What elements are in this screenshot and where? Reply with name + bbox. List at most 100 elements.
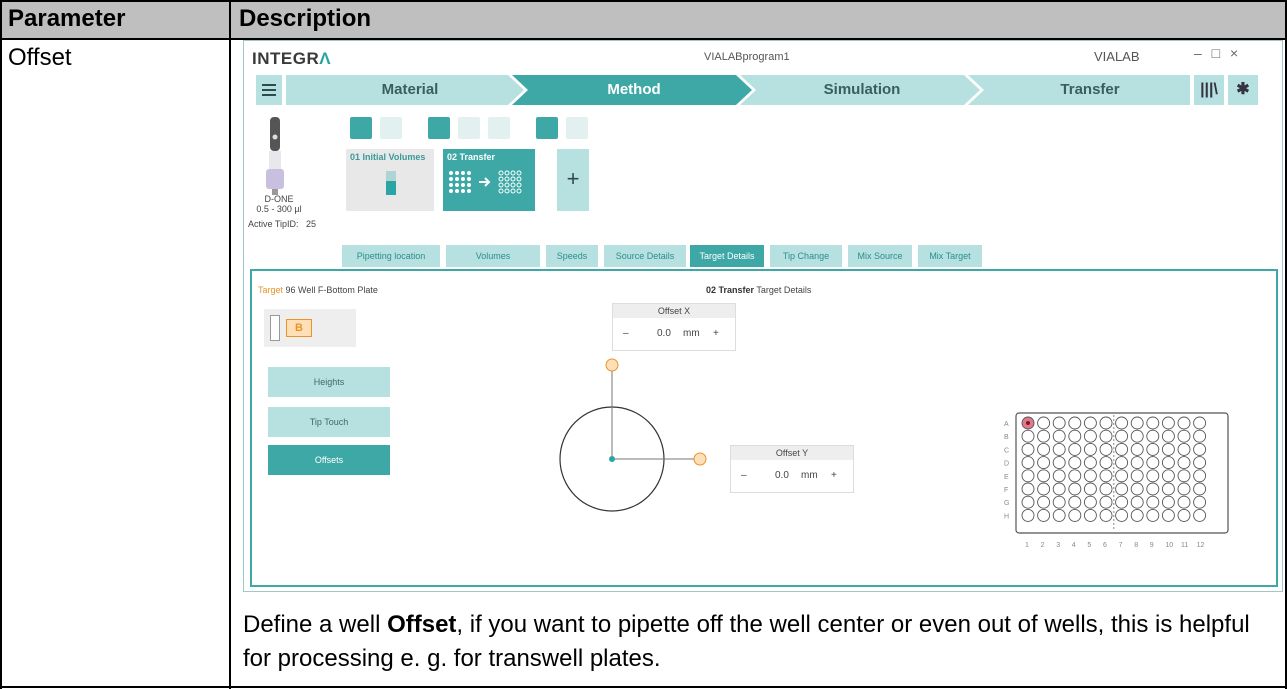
plate-well[interactable]: [1099, 482, 1113, 496]
plate-well[interactable]: [1193, 416, 1207, 430]
plate-well[interactable]: [1177, 429, 1191, 443]
plate-well[interactable]: [1083, 482, 1097, 496]
plate-well[interactable]: [1021, 429, 1035, 443]
plate-well[interactable]: [1177, 495, 1191, 509]
plate-well[interactable]: [1052, 442, 1066, 456]
plate-well[interactable]: [1177, 442, 1191, 456]
plate-well[interactable]: [1161, 469, 1175, 483]
tool-delete-icon[interactable]: [536, 117, 558, 139]
plate-well[interactable]: [1083, 416, 1097, 430]
plate-well[interactable]: [1177, 482, 1191, 496]
plate-well[interactable]: [1052, 495, 1066, 509]
offset-y-value[interactable]: 0.0: [775, 470, 789, 481]
step-card-initial-volumes[interactable]: 01 Initial Volumes: [346, 149, 434, 211]
plate-well[interactable]: [1115, 508, 1129, 522]
step-simulation[interactable]: Simulation: [762, 75, 962, 105]
plate-well[interactable]: [1052, 416, 1066, 430]
plate-well[interactable]: [1099, 456, 1113, 470]
plate-well[interactable]: [1146, 469, 1160, 483]
plate-well[interactable]: [1083, 495, 1097, 509]
plate-well[interactable]: [1115, 482, 1129, 496]
plate-well[interactable]: [1037, 442, 1051, 456]
plate-well[interactable]: [1130, 469, 1144, 483]
plate-well[interactable]: [1130, 429, 1144, 443]
plate-well[interactable]: [1021, 442, 1035, 456]
plate-well[interactable]: [1037, 456, 1051, 470]
tool-insert-icon[interactable]: [380, 117, 402, 139]
plate-well[interactable]: [1052, 508, 1066, 522]
plate-well[interactable]: [1193, 456, 1207, 470]
plate-well[interactable]: [1037, 482, 1051, 496]
tool-redo-icon[interactable]: [488, 117, 510, 139]
plate-well[interactable]: [1130, 482, 1144, 496]
step-transfer[interactable]: Transfer: [990, 75, 1190, 105]
plate-well[interactable]: [1083, 429, 1097, 443]
plate-well[interactable]: [1083, 469, 1097, 483]
plate-well[interactable]: [1161, 442, 1175, 456]
plate-well[interactable]: [1177, 469, 1191, 483]
tab-tip-change[interactable]: Tip Change: [770, 245, 842, 267]
plate-well[interactable]: [1037, 429, 1051, 443]
plate-well[interactable]: [1115, 416, 1129, 430]
plate-well[interactable]: [1161, 495, 1175, 509]
plate-well[interactable]: [1130, 508, 1144, 522]
plate-position-selector[interactable]: B: [264, 309, 356, 347]
plate-well[interactable]: [1161, 508, 1175, 522]
plate-well[interactable]: [1021, 482, 1035, 496]
plate-well[interactable]: [1083, 442, 1097, 456]
plate-well[interactable]: [1115, 456, 1129, 470]
plate-well[interactable]: [1099, 442, 1113, 456]
plate-well[interactable]: [1193, 495, 1207, 509]
plate-well[interactable]: [1161, 429, 1175, 443]
settings-gear-icon[interactable]: ✱: [1228, 75, 1258, 105]
plate-well[interactable]: [1115, 495, 1129, 509]
plate-well[interactable]: [1083, 508, 1097, 522]
plate-well[interactable]: [1161, 416, 1175, 430]
plate-well[interactable]: [1083, 456, 1097, 470]
plate-well[interactable]: [1161, 456, 1175, 470]
library-icon[interactable]: |||\: [1194, 75, 1224, 105]
tab-mix-source[interactable]: Mix Source: [848, 245, 912, 267]
plate-well[interactable]: [1052, 456, 1066, 470]
plate-well[interactable]: [1130, 416, 1144, 430]
plate-well[interactable]: [1052, 469, 1066, 483]
plate-well[interactable]: [1037, 508, 1051, 522]
plate-well[interactable]: [1146, 456, 1160, 470]
step-method[interactable]: Method: [534, 75, 734, 105]
tool-battery-icon[interactable]: [566, 117, 588, 139]
plate-well[interactable]: [1037, 416, 1051, 430]
plate-well[interactable]: [1130, 495, 1144, 509]
plate-well[interactable]: [1146, 495, 1160, 509]
hamburger-menu-icon[interactable]: [256, 75, 282, 105]
plate-well[interactable]: [1037, 469, 1051, 483]
offsets-button[interactable]: Offsets: [268, 445, 390, 475]
plate-well[interactable]: [1161, 482, 1175, 496]
tool-copy-icon[interactable]: [428, 117, 450, 139]
heights-button[interactable]: Heights: [268, 367, 390, 397]
plate-well[interactable]: [1068, 482, 1082, 496]
plate-well[interactable]: [1146, 442, 1160, 456]
add-step-button[interactable]: +: [557, 149, 589, 211]
plate-well[interactable]: [1021, 469, 1035, 483]
plate-well[interactable]: [1068, 429, 1082, 443]
offset-y-plus-button[interactable]: +: [831, 470, 837, 481]
tool-add-step-icon[interactable]: [350, 117, 372, 139]
plate-well[interactable]: [1052, 482, 1066, 496]
plate-well[interactable]: [1037, 495, 1051, 509]
plate-well[interactable]: [1068, 456, 1082, 470]
plate-well[interactable]: [1099, 469, 1113, 483]
plate-well[interactable]: [1052, 429, 1066, 443]
plate-well[interactable]: [1193, 442, 1207, 456]
plate-well[interactable]: [1130, 442, 1144, 456]
plate-well[interactable]: [1177, 416, 1191, 430]
offset-x-minus-button[interactable]: –: [623, 328, 629, 339]
plate-well[interactable]: [1146, 429, 1160, 443]
plate-well[interactable]: [1177, 456, 1191, 470]
plate-well[interactable]: [1130, 456, 1144, 470]
plate-well[interactable]: [1099, 429, 1113, 443]
x-drag-handle-icon[interactable]: [605, 358, 619, 372]
plate-well[interactable]: [1068, 442, 1082, 456]
tab-target-details[interactable]: Target Details: [690, 245, 764, 267]
plate-well[interactable]: [1193, 482, 1207, 496]
window-controls[interactable]: – □ ×: [1194, 45, 1241, 61]
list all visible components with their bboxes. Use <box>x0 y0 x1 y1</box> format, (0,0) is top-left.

········

■ SET TASK ■
Can you write all these lines out again with "screenshot" switched to "screen capture", keeping everything else the same and leaving the pictures out?

■ COMPLETE OUTPUT ■
What elements are in this screen capture and where? Reply with name + bbox. List at most 100 elements.
plate-well[interactable]: [1099, 482, 1113, 496]
plate-well[interactable]: [1193, 416, 1207, 430]
plate-well[interactable]: [1177, 429, 1191, 443]
plate-well[interactable]: [1083, 482, 1097, 496]
plate-well[interactable]: [1021, 429, 1035, 443]
plate-well[interactable]: [1177, 495, 1191, 509]
plate-well[interactable]: [1052, 442, 1066, 456]
plate-well[interactable]: [1177, 442, 1191, 456]
plate-well[interactable]: [1161, 469, 1175, 483]
tool-delete-icon[interactable]: [536, 117, 558, 139]
plate-well[interactable]: [1083, 416, 1097, 430]
plate-well[interactable]: [1177, 482, 1191, 496]
plate-well[interactable]: [1052, 495, 1066, 509]
offset-y-value[interactable]: 0.0: [775, 470, 789, 481]
step-card-initial-volumes[interactable]: 01 Initial Volumes: [346, 149, 434, 211]
plate-well[interactable]: [1115, 508, 1129, 522]
step-simulation[interactable]: Simulation: [762, 75, 962, 105]
plate-well[interactable]: [1052, 416, 1066, 430]
plate-well[interactable]: [1099, 456, 1113, 470]
plate-well[interactable]: [1146, 469, 1160, 483]
plate-well[interactable]: [1083, 495, 1097, 509]
plate-well[interactable]: [1115, 482, 1129, 496]
plate-well[interactable]: [1037, 442, 1051, 456]
plate-well[interactable]: [1130, 469, 1144, 483]
plate-well[interactable]: [1130, 429, 1144, 443]
plate-well[interactable]: [1021, 442, 1035, 456]
plate-well[interactable]: [1037, 456, 1051, 470]
tool-insert-icon[interactable]: [380, 117, 402, 139]
plate-well[interactable]: [1052, 508, 1066, 522]
plate-well[interactable]: [1193, 456, 1207, 470]
plate-well[interactable]: [1037, 482, 1051, 496]
tool-redo-icon[interactable]: [488, 117, 510, 139]
plate-well[interactable]: [1130, 482, 1144, 496]
step-transfer[interactable]: Transfer: [990, 75, 1190, 105]
plate-well[interactable]: [1083, 429, 1097, 443]
plate-well[interactable]: [1083, 469, 1097, 483]
plate-well[interactable]: [1161, 442, 1175, 456]
plate-well[interactable]: [1177, 469, 1191, 483]
tab-tip-change[interactable]: Tip Change: [770, 245, 842, 267]
plate-well[interactable]: [1037, 429, 1051, 443]
plate-well[interactable]: [1115, 416, 1129, 430]
plate-well[interactable]: [1161, 495, 1175, 509]
plate-well[interactable]: [1130, 508, 1144, 522]
plate-position-selector[interactable]: B: [264, 309, 356, 347]
plate-well[interactable]: [1161, 508, 1175, 522]
plate-well[interactable]: [1021, 482, 1035, 496]
plate-well[interactable]: [1083, 442, 1097, 456]
plate-well[interactable]: [1115, 456, 1129, 470]
plate-well[interactable]: [1099, 442, 1113, 456]
plate-well[interactable]: [1193, 495, 1207, 509]
plate-well[interactable]: [1161, 429, 1175, 443]
settings-gear-icon[interactable]: ✱: [1228, 75, 1258, 105]
plate-well[interactable]: [1115, 495, 1129, 509]
plate-well[interactable]: [1083, 508, 1097, 522]
plate-well[interactable]: [1161, 416, 1175, 430]
plate-well[interactable]: [1083, 456, 1097, 470]
plate-well[interactable]: [1161, 456, 1175, 470]
library-icon[interactable]: |||\: [1194, 75, 1224, 105]
tab-mix-source[interactable]: Mix Source: [848, 245, 912, 267]
plate-well[interactable]: [1052, 456, 1066, 470]
plate-well[interactable]: [1130, 416, 1144, 430]
plate-well[interactable]: [1052, 469, 1066, 483]
plate-well[interactable]: [1037, 508, 1051, 522]
plate-well[interactable]: [1146, 456, 1160, 470]
step-method[interactable]: Method: [534, 75, 734, 105]
tool-battery-icon[interactable]: [566, 117, 588, 139]
plate-well[interactable]: [1037, 416, 1051, 430]
plate-well[interactable]: [1130, 495, 1144, 509]
plate-well[interactable]: [1146, 495, 1160, 509]
hamburger-menu-icon[interactable]: [256, 75, 282, 105]
plate-well[interactable]: [1037, 469, 1051, 483]
offsets-button[interactable]: Offsets: [268, 445, 390, 475]
plate-well[interactable]: [1161, 482, 1175, 496]
tool-copy-icon[interactable]: [428, 117, 450, 139]
heights-button[interactable]: Heights: [268, 367, 390, 397]
plate-well[interactable]: [1068, 482, 1082, 496]
plate-well[interactable]: [1146, 442, 1160, 456]
add-step-button[interactable]: +: [557, 149, 589, 211]
plate-well[interactable]: [1021, 469, 1035, 483]
plate-well[interactable]: [1068, 429, 1082, 443]
offset-y-plus-button[interactable]: +: [831, 470, 837, 481]
tool-add-step-icon[interactable]: [350, 117, 372, 139]
plate-well[interactable]: [1052, 482, 1066, 496]
plate-well[interactable]: [1037, 495, 1051, 509]
plate-well[interactable]: [1068, 456, 1082, 470]
plate-well[interactable]: [1099, 469, 1113, 483]
plate-well[interactable]: [1052, 429, 1066, 443]
plate-well[interactable]: [1193, 442, 1207, 456]
plate-well[interactable]: [1130, 442, 1144, 456]
plate-well[interactable]: [1177, 416, 1191, 430]
offset-x-minus-button[interactable]: –: [623, 328, 629, 339]
plate-well[interactable]: [1146, 429, 1160, 443]
plate-well[interactable]: [1177, 456, 1191, 470]
plate-well[interactable]: [1130, 456, 1144, 470]
plate-well[interactable]: [1099, 429, 1113, 443]
x-drag-handle-icon[interactable]: [605, 358, 619, 372]
plate-well[interactable]: [1068, 442, 1082, 456]
tab-target-details[interactable]: Target Details: [690, 245, 764, 267]
plate-well[interactable]: [1193, 482, 1207, 496]
window-controls[interactable]: – □ ×: [1194, 45, 1241, 61]
list all visible components with their bboxes. Use <box>x0 y0 x1 y1</box> format, (0,0) is top-left.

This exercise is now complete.